[Stored records]
****************************************
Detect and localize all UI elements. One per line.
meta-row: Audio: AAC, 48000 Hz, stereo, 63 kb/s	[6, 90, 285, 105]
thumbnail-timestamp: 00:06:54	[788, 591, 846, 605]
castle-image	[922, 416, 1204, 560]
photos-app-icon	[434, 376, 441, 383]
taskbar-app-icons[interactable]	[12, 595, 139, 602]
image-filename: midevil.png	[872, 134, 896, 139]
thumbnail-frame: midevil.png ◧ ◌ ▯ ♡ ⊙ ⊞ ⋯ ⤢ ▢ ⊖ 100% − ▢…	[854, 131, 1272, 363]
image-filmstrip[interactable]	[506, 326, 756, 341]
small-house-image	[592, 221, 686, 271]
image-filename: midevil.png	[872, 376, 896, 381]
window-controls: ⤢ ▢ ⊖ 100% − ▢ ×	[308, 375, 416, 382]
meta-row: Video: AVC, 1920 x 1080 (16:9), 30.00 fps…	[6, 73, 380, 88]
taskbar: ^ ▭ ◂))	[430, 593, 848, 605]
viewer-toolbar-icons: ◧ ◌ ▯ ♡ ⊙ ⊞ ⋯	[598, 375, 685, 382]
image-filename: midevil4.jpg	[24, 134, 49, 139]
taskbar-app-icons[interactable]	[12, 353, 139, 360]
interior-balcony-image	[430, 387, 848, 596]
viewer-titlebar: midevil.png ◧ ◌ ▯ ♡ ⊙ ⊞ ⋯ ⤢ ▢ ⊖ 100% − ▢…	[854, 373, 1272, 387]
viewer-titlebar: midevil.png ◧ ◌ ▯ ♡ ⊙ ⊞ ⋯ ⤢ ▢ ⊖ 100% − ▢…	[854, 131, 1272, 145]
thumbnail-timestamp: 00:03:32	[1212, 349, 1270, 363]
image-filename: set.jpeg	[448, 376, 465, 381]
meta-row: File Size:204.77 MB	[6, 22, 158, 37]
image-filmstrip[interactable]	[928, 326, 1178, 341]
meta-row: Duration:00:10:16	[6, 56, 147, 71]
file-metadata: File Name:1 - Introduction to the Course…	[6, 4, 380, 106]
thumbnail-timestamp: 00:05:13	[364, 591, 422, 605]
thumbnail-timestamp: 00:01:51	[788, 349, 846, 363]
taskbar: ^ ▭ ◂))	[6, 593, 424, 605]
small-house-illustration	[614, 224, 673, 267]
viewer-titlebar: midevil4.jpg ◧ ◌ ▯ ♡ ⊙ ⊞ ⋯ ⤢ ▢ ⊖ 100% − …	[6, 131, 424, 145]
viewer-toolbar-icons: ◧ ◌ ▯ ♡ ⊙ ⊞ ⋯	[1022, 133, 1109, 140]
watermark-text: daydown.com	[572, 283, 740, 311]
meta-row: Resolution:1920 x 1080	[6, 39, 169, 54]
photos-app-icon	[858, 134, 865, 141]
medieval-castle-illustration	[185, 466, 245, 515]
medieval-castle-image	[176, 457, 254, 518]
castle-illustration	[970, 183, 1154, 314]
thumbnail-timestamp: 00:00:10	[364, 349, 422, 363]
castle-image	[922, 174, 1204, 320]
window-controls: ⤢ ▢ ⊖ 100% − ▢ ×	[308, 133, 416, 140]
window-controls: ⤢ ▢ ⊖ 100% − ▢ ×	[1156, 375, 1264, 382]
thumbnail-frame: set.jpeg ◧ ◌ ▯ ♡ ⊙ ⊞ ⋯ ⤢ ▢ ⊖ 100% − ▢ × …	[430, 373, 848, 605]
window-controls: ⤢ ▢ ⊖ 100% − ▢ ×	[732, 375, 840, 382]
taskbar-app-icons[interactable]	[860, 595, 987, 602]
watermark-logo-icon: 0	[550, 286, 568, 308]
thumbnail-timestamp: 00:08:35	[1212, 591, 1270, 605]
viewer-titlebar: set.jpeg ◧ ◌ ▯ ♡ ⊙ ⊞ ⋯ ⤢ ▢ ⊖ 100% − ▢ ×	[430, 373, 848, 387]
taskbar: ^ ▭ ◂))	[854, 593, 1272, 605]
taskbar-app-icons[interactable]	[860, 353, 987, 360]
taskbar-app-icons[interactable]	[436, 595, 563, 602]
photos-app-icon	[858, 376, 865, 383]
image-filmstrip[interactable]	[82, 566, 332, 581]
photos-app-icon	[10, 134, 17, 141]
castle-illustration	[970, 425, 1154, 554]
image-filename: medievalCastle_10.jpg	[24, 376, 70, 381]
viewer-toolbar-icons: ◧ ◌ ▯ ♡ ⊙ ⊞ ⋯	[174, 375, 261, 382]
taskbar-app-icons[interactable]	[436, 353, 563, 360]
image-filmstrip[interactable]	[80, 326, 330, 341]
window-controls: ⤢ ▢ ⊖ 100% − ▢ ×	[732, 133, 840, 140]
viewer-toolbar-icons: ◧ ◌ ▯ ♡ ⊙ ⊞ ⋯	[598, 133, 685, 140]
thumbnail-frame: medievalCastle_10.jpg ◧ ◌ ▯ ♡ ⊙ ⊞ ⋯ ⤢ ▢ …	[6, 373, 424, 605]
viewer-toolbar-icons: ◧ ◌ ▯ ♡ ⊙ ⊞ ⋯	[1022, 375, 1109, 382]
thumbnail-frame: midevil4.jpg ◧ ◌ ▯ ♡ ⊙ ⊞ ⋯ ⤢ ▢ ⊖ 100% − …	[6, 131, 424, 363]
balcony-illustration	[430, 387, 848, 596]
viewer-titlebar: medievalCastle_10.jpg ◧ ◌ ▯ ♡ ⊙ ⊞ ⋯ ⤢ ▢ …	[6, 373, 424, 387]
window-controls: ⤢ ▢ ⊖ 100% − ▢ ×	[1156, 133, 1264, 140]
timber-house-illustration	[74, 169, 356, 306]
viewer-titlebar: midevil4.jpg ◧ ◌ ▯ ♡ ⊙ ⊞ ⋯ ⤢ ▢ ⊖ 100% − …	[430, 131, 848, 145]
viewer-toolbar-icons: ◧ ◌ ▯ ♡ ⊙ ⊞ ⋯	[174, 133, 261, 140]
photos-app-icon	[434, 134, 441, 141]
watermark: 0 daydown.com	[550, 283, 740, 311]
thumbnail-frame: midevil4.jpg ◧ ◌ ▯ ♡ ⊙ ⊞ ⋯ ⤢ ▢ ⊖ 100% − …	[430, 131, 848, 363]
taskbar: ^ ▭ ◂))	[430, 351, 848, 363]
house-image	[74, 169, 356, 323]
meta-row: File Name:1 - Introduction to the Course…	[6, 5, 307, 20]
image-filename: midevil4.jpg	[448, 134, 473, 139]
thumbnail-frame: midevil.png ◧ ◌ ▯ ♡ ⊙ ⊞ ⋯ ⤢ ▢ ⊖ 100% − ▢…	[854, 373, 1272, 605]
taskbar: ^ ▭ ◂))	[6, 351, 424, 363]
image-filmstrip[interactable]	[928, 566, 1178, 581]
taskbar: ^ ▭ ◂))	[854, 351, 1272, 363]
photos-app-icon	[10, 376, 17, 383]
****************************************
◆ Required task
Rewrite all the lines of the material, changing every "thumbnail-timestamp" to "video-timestamp" and leaving everything else unchanged.

◆ Exercise solution
Detect and localize all UI elements. One per line.
meta-row: Audio: AAC, 48000 Hz, stereo, 63 kb/s	[6, 90, 285, 105]
video-timestamp: 00:06:54	[788, 591, 846, 605]
castle-image	[922, 416, 1204, 560]
photos-app-icon	[434, 376, 441, 383]
taskbar-app-icons[interactable]	[12, 595, 139, 602]
image-filename: midevil.png	[872, 134, 896, 139]
thumbnail-frame: midevil.png ◧ ◌ ▯ ♡ ⊙ ⊞ ⋯ ⤢ ▢ ⊖ 100% − ▢…	[854, 131, 1272, 363]
image-filmstrip[interactable]	[506, 326, 756, 341]
small-house-image	[592, 221, 686, 271]
image-filename: midevil.png	[872, 376, 896, 381]
window-controls: ⤢ ▢ ⊖ 100% − ▢ ×	[308, 375, 416, 382]
meta-row: Video: AVC, 1920 x 1080 (16:9), 30.00 fps…	[6, 73, 380, 88]
taskbar: ^ ▭ ◂))	[430, 593, 848, 605]
viewer-toolbar-icons: ◧ ◌ ▯ ♡ ⊙ ⊞ ⋯	[598, 375, 685, 382]
image-filename: midevil4.jpg	[24, 134, 49, 139]
taskbar-app-icons[interactable]	[12, 353, 139, 360]
interior-balcony-image	[430, 387, 848, 596]
viewer-titlebar: midevil.png ◧ ◌ ▯ ♡ ⊙ ⊞ ⋯ ⤢ ▢ ⊖ 100% − ▢…	[854, 373, 1272, 387]
viewer-titlebar: midevil.png ◧ ◌ ▯ ♡ ⊙ ⊞ ⋯ ⤢ ▢ ⊖ 100% − ▢…	[854, 131, 1272, 145]
video-timestamp: 00:03:32	[1212, 349, 1270, 363]
image-filename: set.jpeg	[448, 376, 465, 381]
meta-row: File Size:204.77 MB	[6, 22, 158, 37]
image-filmstrip[interactable]	[928, 326, 1178, 341]
meta-row: Duration:00:10:16	[6, 56, 147, 71]
file-metadata: File Name:1 - Introduction to the Course…	[6, 4, 380, 106]
video-timestamp: 00:05:13	[364, 591, 422, 605]
video-timestamp: 00:01:51	[788, 349, 846, 363]
taskbar: ^ ▭ ◂))	[6, 593, 424, 605]
small-house-illustration	[614, 224, 673, 267]
viewer-titlebar: midevil4.jpg ◧ ◌ ▯ ♡ ⊙ ⊞ ⋯ ⤢ ▢ ⊖ 100% − …	[6, 131, 424, 145]
viewer-toolbar-icons: ◧ ◌ ▯ ♡ ⊙ ⊞ ⋯	[1022, 133, 1109, 140]
watermark-text: daydown.com	[572, 283, 740, 311]
meta-row: Resolution:1920 x 1080	[6, 39, 169, 54]
photos-app-icon	[858, 134, 865, 141]
medieval-castle-illustration	[185, 466, 245, 515]
medieval-castle-image	[176, 457, 254, 518]
castle-illustration	[970, 183, 1154, 314]
video-timestamp: 00:00:10	[364, 349, 422, 363]
castle-image	[922, 174, 1204, 320]
window-controls: ⤢ ▢ ⊖ 100% − ▢ ×	[308, 133, 416, 140]
window-controls: ⤢ ▢ ⊖ 100% − ▢ ×	[1156, 375, 1264, 382]
thumbnail-frame: set.jpeg ◧ ◌ ▯ ♡ ⊙ ⊞ ⋯ ⤢ ▢ ⊖ 100% − ▢ × …	[430, 373, 848, 605]
window-controls: ⤢ ▢ ⊖ 100% − ▢ ×	[732, 375, 840, 382]
taskbar-app-icons[interactable]	[860, 595, 987, 602]
watermark-logo-icon: 0	[550, 286, 568, 308]
video-timestamp: 00:08:35	[1212, 591, 1270, 605]
viewer-titlebar: set.jpeg ◧ ◌ ▯ ♡ ⊙ ⊞ ⋯ ⤢ ▢ ⊖ 100% − ▢ ×	[430, 373, 848, 387]
taskbar: ^ ▭ ◂))	[854, 593, 1272, 605]
taskbar-app-icons[interactable]	[860, 353, 987, 360]
taskbar-app-icons[interactable]	[436, 595, 563, 602]
photos-app-icon	[858, 376, 865, 383]
image-filmstrip[interactable]	[82, 566, 332, 581]
photos-app-icon	[10, 134, 17, 141]
castle-illustration	[970, 425, 1154, 554]
image-filename: medievalCastle_10.jpg	[24, 376, 70, 381]
viewer-toolbar-icons: ◧ ◌ ▯ ♡ ⊙ ⊞ ⋯	[174, 375, 261, 382]
taskbar-app-icons[interactable]	[436, 353, 563, 360]
image-filmstrip[interactable]	[80, 326, 330, 341]
window-controls: ⤢ ▢ ⊖ 100% − ▢ ×	[732, 133, 840, 140]
viewer-toolbar-icons: ◧ ◌ ▯ ♡ ⊙ ⊞ ⋯	[598, 133, 685, 140]
thumbnail-frame: medievalCastle_10.jpg ◧ ◌ ▯ ♡ ⊙ ⊞ ⋯ ⤢ ▢ …	[6, 373, 424, 605]
viewer-toolbar-icons: ◧ ◌ ▯ ♡ ⊙ ⊞ ⋯	[1022, 375, 1109, 382]
thumbnail-frame: midevil4.jpg ◧ ◌ ▯ ♡ ⊙ ⊞ ⋯ ⤢ ▢ ⊖ 100% − …	[6, 131, 424, 363]
balcony-illustration	[430, 387, 848, 596]
viewer-titlebar: medievalCastle_10.jpg ◧ ◌ ▯ ♡ ⊙ ⊞ ⋯ ⤢ ▢ …	[6, 373, 424, 387]
window-controls: ⤢ ▢ ⊖ 100% − ▢ ×	[1156, 133, 1264, 140]
timber-house-illustration	[74, 169, 356, 306]
viewer-titlebar: midevil4.jpg ◧ ◌ ▯ ♡ ⊙ ⊞ ⋯ ⤢ ▢ ⊖ 100% − …	[430, 131, 848, 145]
viewer-toolbar-icons: ◧ ◌ ▯ ♡ ⊙ ⊞ ⋯	[174, 133, 261, 140]
photos-app-icon	[434, 134, 441, 141]
watermark: 0 daydown.com	[550, 283, 740, 311]
thumbnail-frame: midevil4.jpg ◧ ◌ ▯ ♡ ⊙ ⊞ ⋯ ⤢ ▢ ⊖ 100% − …	[430, 131, 848, 363]
taskbar: ^ ▭ ◂))	[430, 351, 848, 363]
house-image	[74, 169, 356, 323]
meta-row: File Name:1 - Introduction to the Course…	[6, 5, 307, 20]
image-filename: midevil4.jpg	[448, 134, 473, 139]
thumbnail-frame: midevil.png ◧ ◌ ▯ ♡ ⊙ ⊞ ⋯ ⤢ ▢ ⊖ 100% − ▢…	[854, 373, 1272, 605]
taskbar: ^ ▭ ◂))	[6, 351, 424, 363]
image-filmstrip[interactable]	[928, 566, 1178, 581]
taskbar: ^ ▭ ◂))	[854, 351, 1272, 363]
photos-app-icon	[10, 376, 17, 383]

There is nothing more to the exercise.